THE TASK>
Check each line of the entries below for the string "puts"; copy every line where it appears.

[Dataset items]
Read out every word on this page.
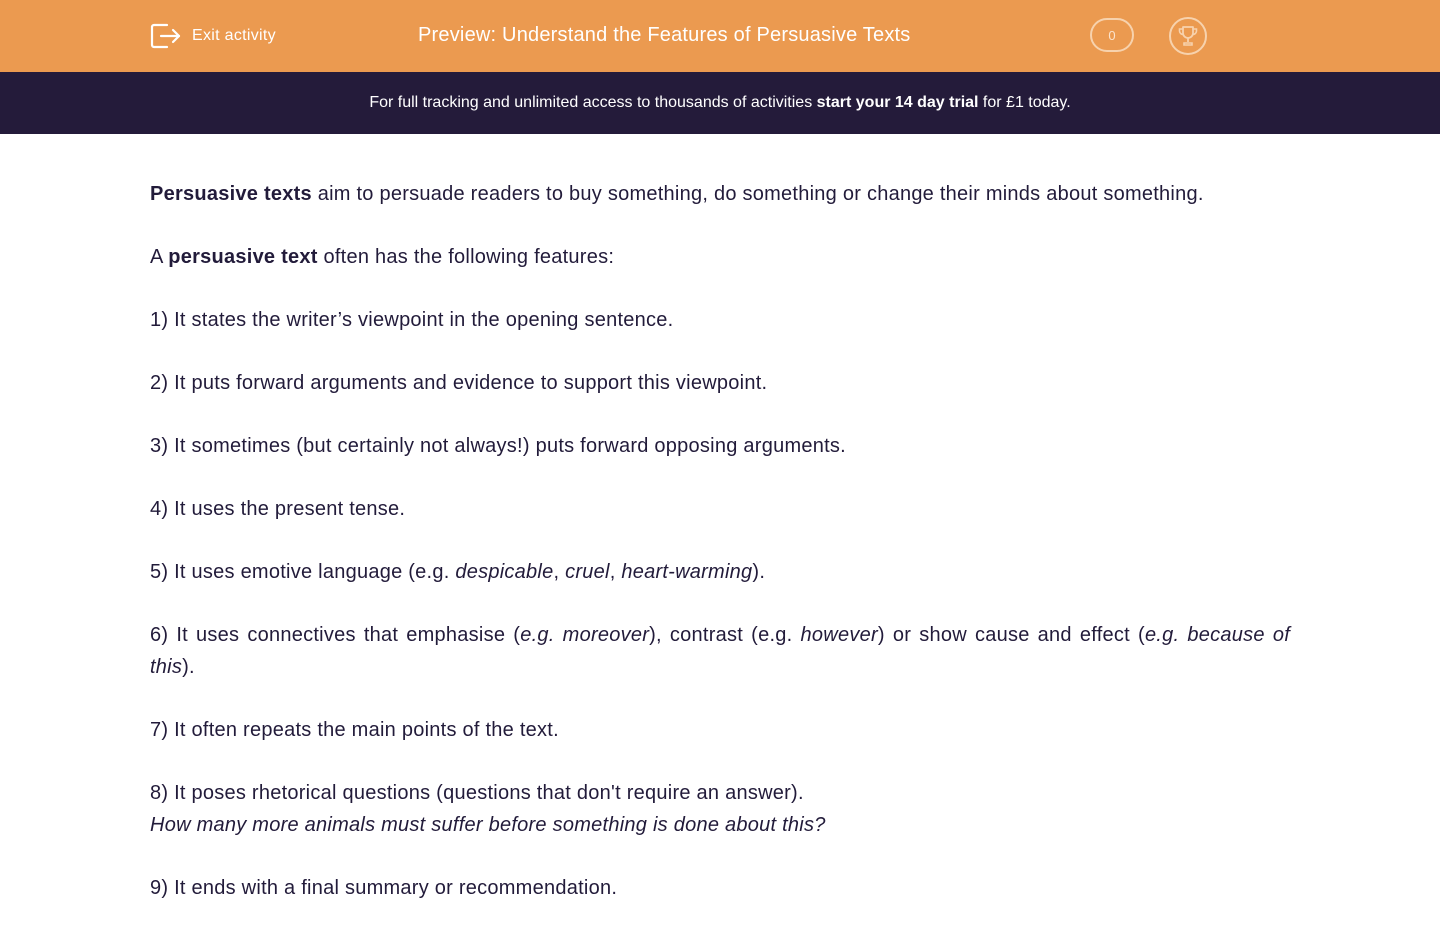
Exit activity	Preview: Understand the Features of Persuasive Texts	0
For full tracking and unlimited access to thousands of activities start your 14 day trial for £1 today.

Persuasive texts aim to persuade readers to buy something, do something or change their minds about something.

A persuasive text often has the following features:

1) It states the writer’s viewpoint in the opening sentence.

2) It puts forward arguments and evidence to support this viewpoint.

3) It sometimes (but certainly not always!) puts forward opposing arguments.

4) It uses the present tense.

5) It uses emotive language (e.g. despicable, cruel, heart-warming).

6) It uses connectives that emphasise (e.g. moreover), contrast (e.g. however) or show cause and effect (e.g. because of this).

7) It often repeats the main points of the text.

8) It poses rhetorical questions (questions that don't require an answer).

How many more animals must suffer before something is done about this?

9) It ends with a final summary or recommendation.
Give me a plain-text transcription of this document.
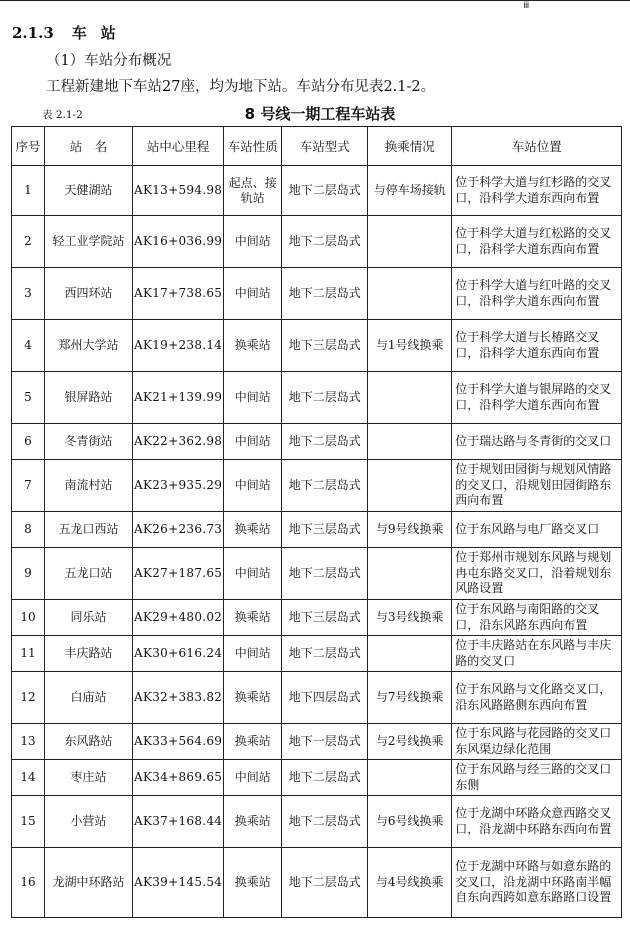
ⅲ
2.1.3 车站
（1）车站分布概况
工程新建地下车站27座，均为地下站。车站分布见表2.1-2。
表 2.1-2	8 号线一期工程车站表
序号	站　名	站中心里程	车站性质	车站型式	换乘情况	车站位置
1	天健湖站	AK13+594.98	起点、接轨站	地下二层岛式	与停车场接轨	位于科学大道与红杉路的交叉口，沿科学大道东西向布置
2	轻工业学院站	AK16+036.99	中间站	地下二层岛式		位于科学大道与红松路的交叉口，沿科学大道东西向布置
3	西四环站	AK17+738.65	中间站	地下二层岛式		位于科学大道与红叶路的交叉口，沿科学大道东西向布置
4	郑州大学站	AK19+238.14	换乘站	地下三层岛式	与1号线换乘	位于科学大道与长椿路交叉口，沿科学大道东西向布置
5	银屏路站	AK21+139.99	中间站	地下二层岛式		位于科学大道与银屏路的交叉口，沿科学大道东西向布置
6	冬青街站	AK22+362.98	中间站	地下二层岛式		位于瑞达路与冬青街的交叉口
7	南流村站	AK23+935.29	中间站	地下二层岛式		位于规划田园街与规划风情路的交叉口，沿规划田园街路东西向布置
8	五龙口西站	AK26+236.73	换乘站	地下三层岛式	与9号线换乘	位于东风路与电厂路交叉口
9	五龙口站	AK27+187.65	中间站	地下二层岛式		位于郑州市规划东风路与规划冉屯东路交叉口，沿着规划东风路设置
10	同乐站	AK29+480.02	换乘站	地下三层岛式	与3号线换乘	位于东风路与南阳路的交叉口，沿东风路东西向布置
11	丰庆路站	AK30+616.24	中间站	地下二层岛式		位于丰庆路站在东风路与丰庆路的交叉口
12	白庙站	AK32+383.82	换乘站	地下四层岛式	与7号线换乘	位于东风路与文化路交叉口，沿东风路路侧东西向布置
13	东风路站	AK33+564.69	换乘站	地下一层岛式	与2号线换乘	位于东风路与花园路的交叉口东风渠边绿化范围
14	枣庄站	AK34+869.65	中间站	地下二层岛式		位于东风路与经三路的交叉口东侧
15	小营站	AK37+168.44	换乘站	地下二层岛式	与6号线换乘	位于龙湖中环路众意西路交叉口，沿龙湖中环路东西向布置
16	龙湖中环路站	AK39+145.54	换乘站	地下二层岛式	与4号线换乘	位于龙湖中环路与如意东路的交叉口，沿龙湖中环路南半幅自东向西跨如意东路路口设置
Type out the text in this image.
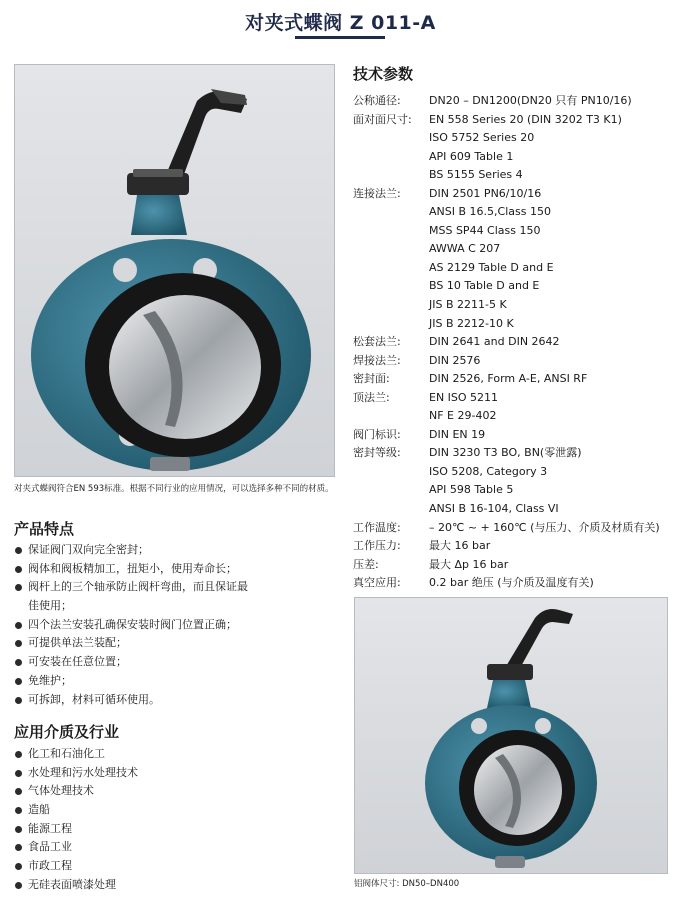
对夹式蝶阀 Z 011-A
对夹式蝶阀符合EN 593标准。根据不同行业的应用情况，可以选择多种不同的材质。
产品特点
保证阀门双向完全密封；
阀体和阀板精加工，扭矩小，使用寿命长；
阀杆上的三个轴承防止阀杆弯曲，而且保证最
佳使用；
四个法兰安装孔确保安装时阀门位置正确；
可提供单法兰装配；
可安装在任意位置；
免维护；
可拆卸，材料可循环使用。
应用介质及行业
化工和石油化工
水处理和污水处理技术
气体处理技术
造船
能源工程
食品工业
市政工程
无硅表面喷漆处理
技术参数
公称通径:	DN20 – DN1200(DN20 只有 PN10/16)
面对面尺寸:	EN 558 Series 20 (DIN 3202 T3 K1)
ISO 5752 Series 20
API 609 Table 1
BS 5155 Series 4
连接法兰:	DIN 2501 PN6/10/16
ANSI B 16.5,Class 150
MSS SP44 Class 150
AWWA C 207
AS 2129 Table D and E
BS 10 Table D and E
JIS B 2211-5 K
JIS B 2212-10 K
松套法兰:	DIN 2641 and DIN 2642
焊接法兰:	DIN 2576
密封面:	DIN 2526, Form A-E, ANSI RF
顶法兰:	EN ISO 5211
NF E 29-402
阀门标识:	DIN EN 19
密封等级:	DIN 3230 T3 BO, BN(零泄露)
ISO 5208, Category 3
API 598 Table 5
ANSI B 16-104, Class VI
工作温度:	– 20℃ ~ + 160℃ (与压力、介质及材质有关)
工作压力:	最大 16 bar
压差:	最大 Δp 16 bar
真空应用:	0.2 bar 绝压 (与介质及温度有关)
铝阀体尺寸: DN50–DN400
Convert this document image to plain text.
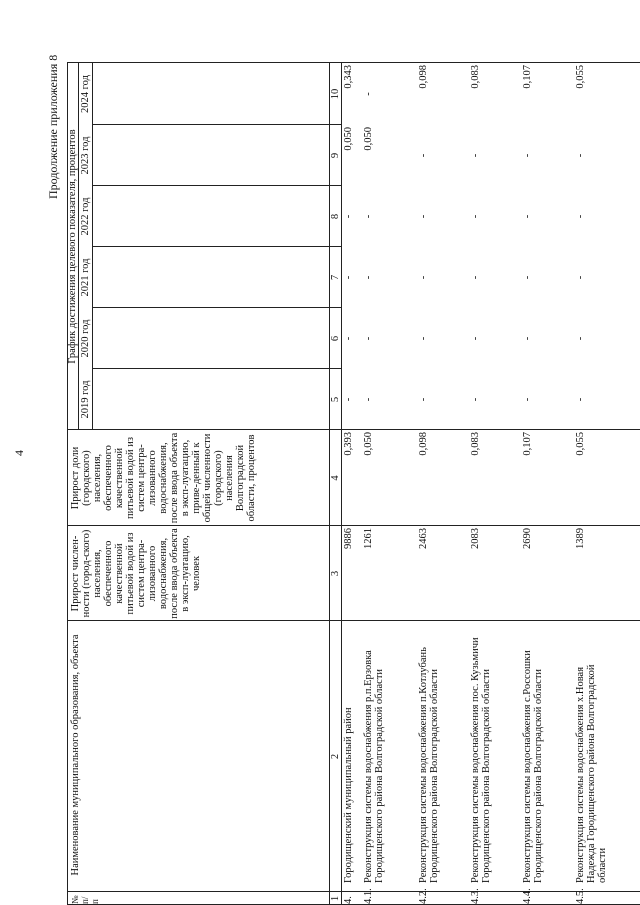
4
Продолжение приложения 8
№ п/п
Наименование муниципального образования, объекта
Прирост числен-ности (город-ского) населения, обеспеченного качественной питьевой водой из систем центра-лизованного водоснабжения, после ввода объекта в эксп-луатацию, человек
Прирост доли (городского) населения, обеспеченного качественной питьевой водой из систем центра-лизованного водоснабжения, после ввода объекта в эксп-луатацию, приве-денный к общей численности (городского) населения Волгоградской области, процентов
График достижения целевого показателя, процентов
2019 год
2020 год
2021 год
2022 год
2023 год
2024 год
1
2
3
4
5
6
7
8
9
10
4.
Городищенский муниципальный район
9886
0,393
-
-
-
-
0,050
0,343
4.1.
Реконструкция системы водоснабжения р.п.Ерзовка Городищенского района Волгоградской области
1261
0,050
-
-
-
-
0,050
-
4.2.
Реконструкция системы водоснабжения п.Котлубань Городищенского района Волгоградской области
2463
0,098
-
-
-
-
-
0,098
4.3.
Реконструкция системы водоснабжения пос. Кузьмичи Городищенского района Волгоградской области
2083
0,083
-
-
-
-
-
0,083
4.4.
Реконструкция системы водоснабжения с.Россошки Городищенского района Волгоградской области
2690
0,107
-
-
-
-
-
0,107
4.5.
Реконструкция системы водоснабжения х.Новая Надежда Городищенского района Волгоградской области
1389
0,055
-
-
-
-
-
0,055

COMPLETE RESPONSE>
2) It puts forward arguments and evidence to support this viewpoint.
3) It sometimes (but certainly not always!) puts forward opposing arguments.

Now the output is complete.